# INSTRUCTIONS TO FOLLOW
Find every line in the records below that holds the word "Sokha", and copy it out.

# STORED DATA
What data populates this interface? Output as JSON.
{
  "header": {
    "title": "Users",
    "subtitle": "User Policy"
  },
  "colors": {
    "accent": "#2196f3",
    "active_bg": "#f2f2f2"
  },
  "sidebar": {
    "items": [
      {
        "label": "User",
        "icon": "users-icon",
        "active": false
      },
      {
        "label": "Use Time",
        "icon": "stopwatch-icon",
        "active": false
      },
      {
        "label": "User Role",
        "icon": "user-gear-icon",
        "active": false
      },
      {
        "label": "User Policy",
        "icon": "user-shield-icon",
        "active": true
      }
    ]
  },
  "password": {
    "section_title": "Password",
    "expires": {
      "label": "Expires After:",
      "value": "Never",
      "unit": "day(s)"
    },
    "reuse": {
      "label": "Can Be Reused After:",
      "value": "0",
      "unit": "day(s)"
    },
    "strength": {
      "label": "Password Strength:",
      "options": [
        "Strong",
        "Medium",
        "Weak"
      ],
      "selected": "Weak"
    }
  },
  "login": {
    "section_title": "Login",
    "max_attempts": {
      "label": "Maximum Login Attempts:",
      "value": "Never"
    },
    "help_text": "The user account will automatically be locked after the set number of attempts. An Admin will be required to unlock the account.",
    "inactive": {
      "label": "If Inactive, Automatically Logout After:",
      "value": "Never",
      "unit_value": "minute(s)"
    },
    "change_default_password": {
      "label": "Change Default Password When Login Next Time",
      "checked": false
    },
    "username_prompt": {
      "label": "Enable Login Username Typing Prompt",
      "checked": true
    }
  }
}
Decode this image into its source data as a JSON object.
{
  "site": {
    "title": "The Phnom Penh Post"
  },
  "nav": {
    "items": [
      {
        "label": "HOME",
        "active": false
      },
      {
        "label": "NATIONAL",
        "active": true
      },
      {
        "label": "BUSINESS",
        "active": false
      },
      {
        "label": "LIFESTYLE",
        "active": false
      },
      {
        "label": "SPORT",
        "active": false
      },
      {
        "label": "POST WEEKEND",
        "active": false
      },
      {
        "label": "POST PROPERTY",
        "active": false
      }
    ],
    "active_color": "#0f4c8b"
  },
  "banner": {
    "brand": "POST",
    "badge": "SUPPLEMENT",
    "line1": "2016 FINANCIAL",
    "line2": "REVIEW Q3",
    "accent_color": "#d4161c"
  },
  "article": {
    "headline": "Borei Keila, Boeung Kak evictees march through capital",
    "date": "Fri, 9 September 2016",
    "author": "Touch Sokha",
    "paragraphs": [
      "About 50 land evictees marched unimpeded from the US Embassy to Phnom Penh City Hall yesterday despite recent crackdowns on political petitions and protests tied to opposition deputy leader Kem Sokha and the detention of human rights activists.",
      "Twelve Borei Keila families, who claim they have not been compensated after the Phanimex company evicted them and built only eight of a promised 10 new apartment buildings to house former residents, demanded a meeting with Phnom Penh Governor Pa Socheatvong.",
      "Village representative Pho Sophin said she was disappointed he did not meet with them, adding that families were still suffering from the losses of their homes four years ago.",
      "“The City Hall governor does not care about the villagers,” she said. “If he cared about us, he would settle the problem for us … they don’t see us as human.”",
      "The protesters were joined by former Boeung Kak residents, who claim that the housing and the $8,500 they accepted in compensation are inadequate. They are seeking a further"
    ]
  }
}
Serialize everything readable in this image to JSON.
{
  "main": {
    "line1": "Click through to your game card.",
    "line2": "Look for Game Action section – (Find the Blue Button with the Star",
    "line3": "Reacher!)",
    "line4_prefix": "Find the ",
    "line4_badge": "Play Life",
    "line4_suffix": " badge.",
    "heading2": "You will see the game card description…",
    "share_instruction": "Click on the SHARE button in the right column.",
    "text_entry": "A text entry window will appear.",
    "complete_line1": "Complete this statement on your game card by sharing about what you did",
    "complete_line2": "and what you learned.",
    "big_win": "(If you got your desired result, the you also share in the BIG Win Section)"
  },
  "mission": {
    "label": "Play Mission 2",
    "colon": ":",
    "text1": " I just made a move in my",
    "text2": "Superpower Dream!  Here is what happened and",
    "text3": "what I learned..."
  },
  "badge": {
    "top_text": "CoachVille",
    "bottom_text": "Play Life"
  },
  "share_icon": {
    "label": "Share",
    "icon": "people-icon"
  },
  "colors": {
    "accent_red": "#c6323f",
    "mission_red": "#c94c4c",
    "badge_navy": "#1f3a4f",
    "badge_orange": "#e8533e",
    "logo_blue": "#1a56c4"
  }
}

# RESPONSE
    "author": "Touch Sokha",
      "About 50 land evictees marched unimpeded from the US Embassy to Phnom Penh City Hall yesterday despite recent crackdowns on political petitions and protests tied to opposition deputy leader Kem Sokha and the detention of human rights activists.",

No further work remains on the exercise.